- **SHORT EXERCISE**:
Quote all of the data that follows exactly as written, skipping the images.

——

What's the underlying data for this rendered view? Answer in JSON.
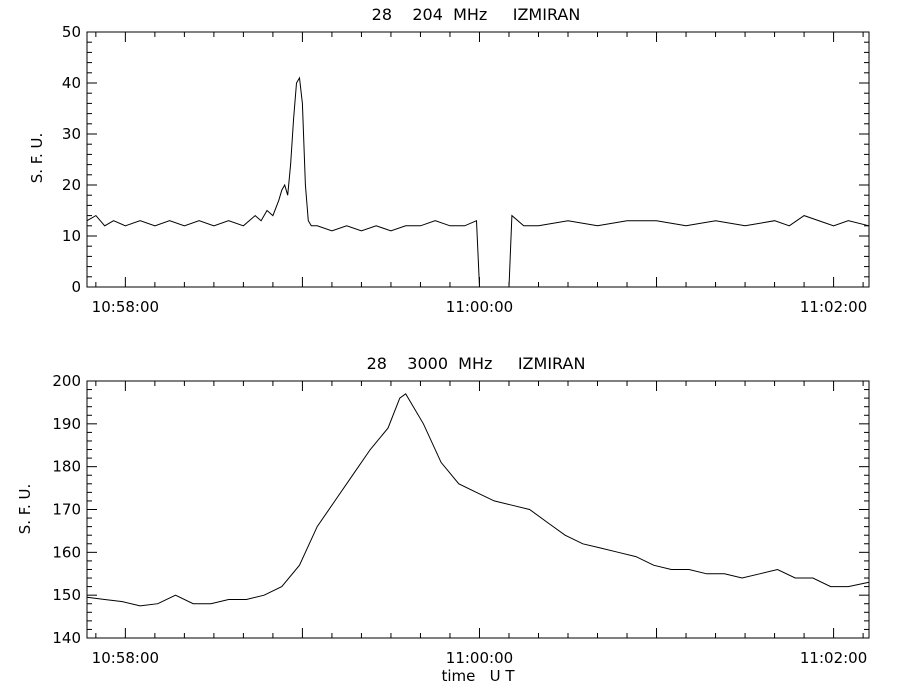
{
  "chart_data": [
    {
      "type": "line",
      "title": "28    204  MHz     IZMIRAN",
      "ylabel": "S. F. U.",
      "xlabel": "",
      "xlim": [
        "10:57:47",
        "11:02:12"
      ],
      "ylim": [
        0,
        50
      ],
      "yticks": [
        0,
        10,
        20,
        30,
        40,
        50
      ],
      "xtick_labels": [
        "10:58:00",
        "11:00:00",
        "11:02:00"
      ],
      "grid": false,
      "series": [
        {
          "x": [
            "10:57:47",
            "10:57:50",
            "10:57:53",
            "10:57:56",
            "10:58:00",
            "10:58:05",
            "10:58:10",
            "10:58:15",
            "10:58:20",
            "10:58:25",
            "10:58:30",
            "10:58:35",
            "10:58:40",
            "10:58:44",
            "10:58:46",
            "10:58:48",
            "10:58:50",
            "10:58:52",
            "10:58:53",
            "10:58:54",
            "10:58:55",
            "10:58:56",
            "10:58:57",
            "10:58:58",
            "10:58:59",
            "10:59:00",
            "10:59:01",
            "10:59:02",
            "10:59:03",
            "10:59:05",
            "10:59:10",
            "10:59:15",
            "10:59:20",
            "10:59:25",
            "10:59:30",
            "10:59:35",
            "10:59:40",
            "10:59:45",
            "10:59:50",
            "10:59:55",
            "10:59:59",
            "11:00:00",
            "11:00:10",
            "11:00:11",
            "11:00:15",
            "11:00:20",
            "11:00:30",
            "11:00:40",
            "11:00:50",
            "11:01:00",
            "11:01:10",
            "11:01:20",
            "11:01:30",
            "11:01:40",
            "11:01:45",
            "11:01:50",
            "11:02:00",
            "11:02:05",
            "11:02:12"
          ],
          "values": [
            13,
            14,
            12,
            13,
            12,
            13,
            12,
            13,
            12,
            13,
            12,
            13,
            12,
            14,
            13,
            15,
            14,
            17,
            19,
            20,
            18,
            24,
            33,
            40,
            41,
            36,
            20,
            13,
            12,
            12,
            11,
            12,
            11,
            12,
            11,
            12,
            12,
            13,
            12,
            12,
            13,
            -2,
            -2,
            14,
            12,
            12,
            13,
            12,
            13,
            13,
            12,
            13,
            12,
            13,
            12,
            14,
            12,
            13,
            12
          ]
        }
      ]
    },
    {
      "type": "line",
      "title": "28    3000  MHz     IZMIRAN",
      "ylabel": "S. F. U.",
      "xlabel": "time   U T",
      "xlim": [
        "10:57:47",
        "11:02:12"
      ],
      "ylim": [
        140,
        200
      ],
      "yticks": [
        140,
        150,
        160,
        170,
        180,
        190,
        200
      ],
      "xtick_labels": [
        "10:58:00",
        "11:00:00",
        "11:02:00"
      ],
      "grid": false,
      "series": [
        {
          "x": [
            "10:57:47",
            "10:57:53",
            "10:57:59",
            "10:58:05",
            "10:58:11",
            "10:58:17",
            "10:58:23",
            "10:58:29",
            "10:58:35",
            "10:58:41",
            "10:58:47",
            "10:58:53",
            "10:58:59",
            "10:59:05",
            "10:59:11",
            "10:59:17",
            "10:59:23",
            "10:59:29",
            "10:59:33",
            "10:59:35",
            "10:59:41",
            "10:59:47",
            "10:59:53",
            "10:59:59",
            "11:00:05",
            "11:00:11",
            "11:00:17",
            "11:00:23",
            "11:00:29",
            "11:00:35",
            "11:00:41",
            "11:00:47",
            "11:00:53",
            "11:00:59",
            "11:01:05",
            "11:01:11",
            "11:01:17",
            "11:01:23",
            "11:01:29",
            "11:01:35",
            "11:01:41",
            "11:01:47",
            "11:01:53",
            "11:01:59",
            "11:02:05",
            "11:02:12"
          ],
          "values": [
            149.5,
            149,
            148.5,
            147.5,
            148,
            150,
            148,
            148,
            149,
            149,
            150,
            152,
            157,
            166,
            172,
            178,
            184,
            189,
            196,
            197,
            190,
            181,
            176,
            174,
            172,
            171,
            170,
            167,
            164,
            162,
            161,
            160,
            159,
            157,
            156,
            156,
            155,
            155,
            154,
            155,
            156,
            154,
            154,
            152,
            152,
            153
          ]
        }
      ]
    }
  ]
}
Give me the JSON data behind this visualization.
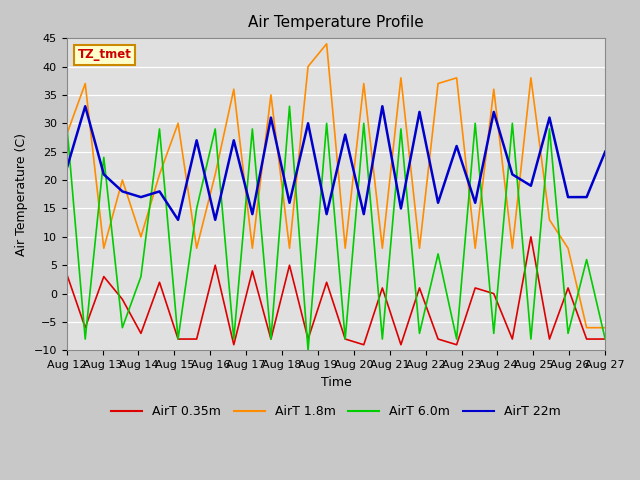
{
  "title": "Air Temperature Profile",
  "xlabel": "Time",
  "ylabel": "Air Temperature (C)",
  "ylim": [
    -10,
    45
  ],
  "annotation_text": "TZ_tmet",
  "fig_facecolor": "#c8c8c8",
  "plot_bg_color": "#e0e0e0",
  "x_tick_labels": [
    "Aug 12",
    "Aug 13",
    "Aug 14",
    "Aug 15",
    "Aug 16",
    "Aug 17",
    "Aug 18",
    "Aug 19",
    "Aug 20",
    "Aug 21",
    "Aug 22",
    "Aug 23",
    "Aug 24",
    "Aug 25",
    "Aug 26",
    "Aug 27"
  ],
  "series": [
    {
      "label": "AirT 0.35m",
      "color": "#dd0000",
      "linewidth": 1.2,
      "data": [
        3.5,
        -6,
        3,
        -1,
        -7,
        2,
        -8,
        -8,
        5,
        -9,
        4,
        -8,
        5,
        -8,
        2,
        -8,
        -9,
        1,
        -9,
        1,
        -8,
        -9,
        1,
        0,
        -8,
        10,
        -8,
        1,
        -8,
        -8
      ]
    },
    {
      "label": "AirT 1.8m",
      "color": "#ff8c00",
      "linewidth": 1.2,
      "data": [
        28,
        37,
        8,
        20,
        10,
        21,
        30,
        8,
        21,
        36,
        8,
        35,
        8,
        40,
        44,
        8,
        37,
        8,
        38,
        8,
        37,
        38,
        8,
        36,
        8,
        38,
        13,
        8,
        -6,
        -6
      ]
    },
    {
      "label": "AirT 6.0m",
      "color": "#00cc00",
      "linewidth": 1.2,
      "data": [
        30,
        -8,
        24,
        -6,
        3,
        29,
        -8,
        15,
        29,
        -8,
        29,
        -8,
        33,
        -10,
        30,
        -8,
        30,
        -8,
        29,
        -7,
        7,
        -8,
        30,
        -7,
        30,
        -8,
        29,
        -7,
        6,
        -8
      ]
    },
    {
      "label": "AirT 22m",
      "color": "#0000cc",
      "linewidth": 1.8,
      "data": [
        22,
        33,
        21,
        18,
        17,
        18,
        13,
        27,
        13,
        27,
        14,
        31,
        16,
        30,
        14,
        28,
        14,
        33,
        15,
        32,
        16,
        26,
        16,
        32,
        21,
        19,
        31,
        17,
        17,
        25
      ]
    }
  ],
  "legend_entries": [
    "AirT 0.35m",
    "AirT 1.8m",
    "AirT 6.0m",
    "AirT 22m"
  ],
  "legend_colors": [
    "#dd0000",
    "#ff8c00",
    "#00cc00",
    "#0000cc"
  ]
}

——

- **SOLUTION TO THE EXERCISE**:
What's the underlying data for this rendered view? Answer in JSON.
{
  "chart_data": [
    {
      "type": "line",
      "title": "28    204  MHz     IZMIRAN",
      "ylabel": "S. F. U.",
      "xlabel": "",
      "xlim": [
        "10:57:47",
        "11:02:12"
      ],
      "ylim": [
        0,
        50
      ],
      "yticks": [
        0,
        10,
        20,
        30,
        40,
        50
      ],
      "xtick_labels": [
        "10:58:00",
        "11:00:00",
        "11:02:00"
      ],
      "grid": false,
      "series": [
        {
          "x": [
            "10:57:47",
            "10:57:50",
            "10:57:53",
            "10:57:56",
            "10:58:00",
            "10:58:05",
            "10:58:10",
            "10:58:15",
            "10:58:20",
            "10:58:25",
            "10:58:30",
            "10:58:35",
            "10:58:40",
            "10:58:44",
            "10:58:46",
            "10:58:48",
            "10:58:50",
            "10:58:52",
            "10:58:53",
            "10:58:54",
            "10:58:55",
            "10:58:56",
            "10:58:57",
            "10:58:58",
            "10:58:59",
            "10:59:00",
            "10:59:01",
            "10:59:02",
            "10:59:03",
            "10:59:05",
            "10:59:10",
            "10:59:15",
            "10:59:20",
            "10:59:25",
            "10:59:30",
            "10:59:35",
            "10:59:40",
            "10:59:45",
            "10:59:50",
            "10:59:55",
            "10:59:59",
            "11:00:00",
            "11:00:10",
            "11:00:11",
            "11:00:15",
            "11:00:20",
            "11:00:30",
            "11:00:40",
            "11:00:50",
            "11:01:00",
            "11:01:10",
            "11:01:20",
            "11:01:30",
            "11:01:40",
            "11:01:45",
            "11:01:50",
            "11:02:00",
            "11:02:05",
            "11:02:12"
          ],
          "values": [
            13,
            14,
            12,
            13,
            12,
            13,
            12,
            13,
            12,
            13,
            12,
            13,
            12,
            14,
            13,
            15,
            14,
            17,
            19,
            20,
            18,
            24,
            33,
            40,
            41,
            36,
            20,
            13,
            12,
            12,
            11,
            12,
            11,
            12,
            11,
            12,
            12,
            13,
            12,
            12,
            13,
            -2,
            -2,
            14,
            12,
            12,
            13,
            12,
            13,
            13,
            12,
            13,
            12,
            13,
            12,
            14,
            12,
            13,
            12
          ]
        }
      ]
    },
    {
      "type": "line",
      "title": "28    3000  MHz     IZMIRAN",
      "ylabel": "S. F. U.",
      "xlabel": "time   U T",
      "xlim": [
        "10:57:47",
        "11:02:12"
      ],
      "ylim": [
        140,
        200
      ],
      "yticks": [
        140,
        150,
        160,
        170,
        180,
        190,
        200
      ],
      "xtick_labels": [
        "10:58:00",
        "11:00:00",
        "11:02:00"
      ],
      "grid": false,
      "series": [
        {
          "x": [
            "10:57:47",
            "10:57:53",
            "10:57:59",
            "10:58:05",
            "10:58:11",
            "10:58:17",
            "10:58:23",
            "10:58:29",
            "10:58:35",
            "10:58:41",
            "10:58:47",
            "10:58:53",
            "10:58:59",
            "10:59:05",
            "10:59:11",
            "10:59:17",
            "10:59:23",
            "10:59:29",
            "10:59:33",
            "10:59:35",
            "10:59:41",
            "10:59:47",
            "10:59:53",
            "10:59:59",
            "11:00:05",
            "11:00:11",
            "11:00:17",
            "11:00:23",
            "11:00:29",
            "11:00:35",
            "11:00:41",
            "11:00:47",
            "11:00:53",
            "11:00:59",
            "11:01:05",
            "11:01:11",
            "11:01:17",
            "11:01:23",
            "11:01:29",
            "11:01:35",
            "11:01:41",
            "11:01:47",
            "11:01:53",
            "11:01:59",
            "11:02:05",
            "11:02:12"
          ],
          "values": [
            149.5,
            149,
            148.5,
            147.5,
            148,
            150,
            148,
            148,
            149,
            149,
            150,
            152,
            157,
            166,
            172,
            178,
            184,
            189,
            196,
            197,
            190,
            181,
            176,
            174,
            172,
            171,
            170,
            167,
            164,
            162,
            161,
            160,
            159,
            157,
            156,
            156,
            155,
            155,
            154,
            155,
            156,
            154,
            154,
            152,
            152,
            153
          ]
        }
      ]
    }
  ]
}
Give me the JSON data behind this visualization.
{
  "title": "Air Temperature Profile",
  "xlabel": "Time",
  "ylabel": "Air Temperature (C)",
  "ylim": [
    -10,
    45
  ],
  "annotation_text": "TZ_tmet",
  "fig_facecolor": "#c8c8c8",
  "plot_bg_color": "#e0e0e0",
  "x_tick_labels": [
    "Aug 12",
    "Aug 13",
    "Aug 14",
    "Aug 15",
    "Aug 16",
    "Aug 17",
    "Aug 18",
    "Aug 19",
    "Aug 20",
    "Aug 21",
    "Aug 22",
    "Aug 23",
    "Aug 24",
    "Aug 25",
    "Aug 26",
    "Aug 27"
  ],
  "series": [
    {
      "label": "AirT 0.35m",
      "color": "#dd0000",
      "linewidth": 1.2,
      "data": [
        3.5,
        -6,
        3,
        -1,
        -7,
        2,
        -8,
        -8,
        5,
        -9,
        4,
        -8,
        5,
        -8,
        2,
        -8,
        -9,
        1,
        -9,
        1,
        -8,
        -9,
        1,
        0,
        -8,
        10,
        -8,
        1,
        -8,
        -8
      ]
    },
    {
      "label": "AirT 1.8m",
      "color": "#ff8c00",
      "linewidth": 1.2,
      "data": [
        28,
        37,
        8,
        20,
        10,
        21,
        30,
        8,
        21,
        36,
        8,
        35,
        8,
        40,
        44,
        8,
        37,
        8,
        38,
        8,
        37,
        38,
        8,
        36,
        8,
        38,
        13,
        8,
        -6,
        -6
      ]
    },
    {
      "label": "AirT 6.0m",
      "color": "#00cc00",
      "linewidth": 1.2,
      "data": [
        30,
        -8,
        24,
        -6,
        3,
        29,
        -8,
        15,
        29,
        -8,
        29,
        -8,
        33,
        -10,
        30,
        -8,
        30,
        -8,
        29,
        -7,
        7,
        -8,
        30,
        -7,
        30,
        -8,
        29,
        -7,
        6,
        -8
      ]
    },
    {
      "label": "AirT 22m",
      "color": "#0000cc",
      "linewidth": 1.8,
      "data": [
        22,
        33,
        21,
        18,
        17,
        18,
        13,
        27,
        13,
        27,
        14,
        31,
        16,
        30,
        14,
        28,
        14,
        33,
        15,
        32,
        16,
        26,
        16,
        32,
        21,
        19,
        31,
        17,
        17,
        25
      ]
    }
  ],
  "legend_entries": [
    "AirT 0.35m",
    "AirT 1.8m",
    "AirT 6.0m",
    "AirT 22m"
  ],
  "legend_colors": [
    "#dd0000",
    "#ff8c00",
    "#00cc00",
    "#0000cc"
  ]
}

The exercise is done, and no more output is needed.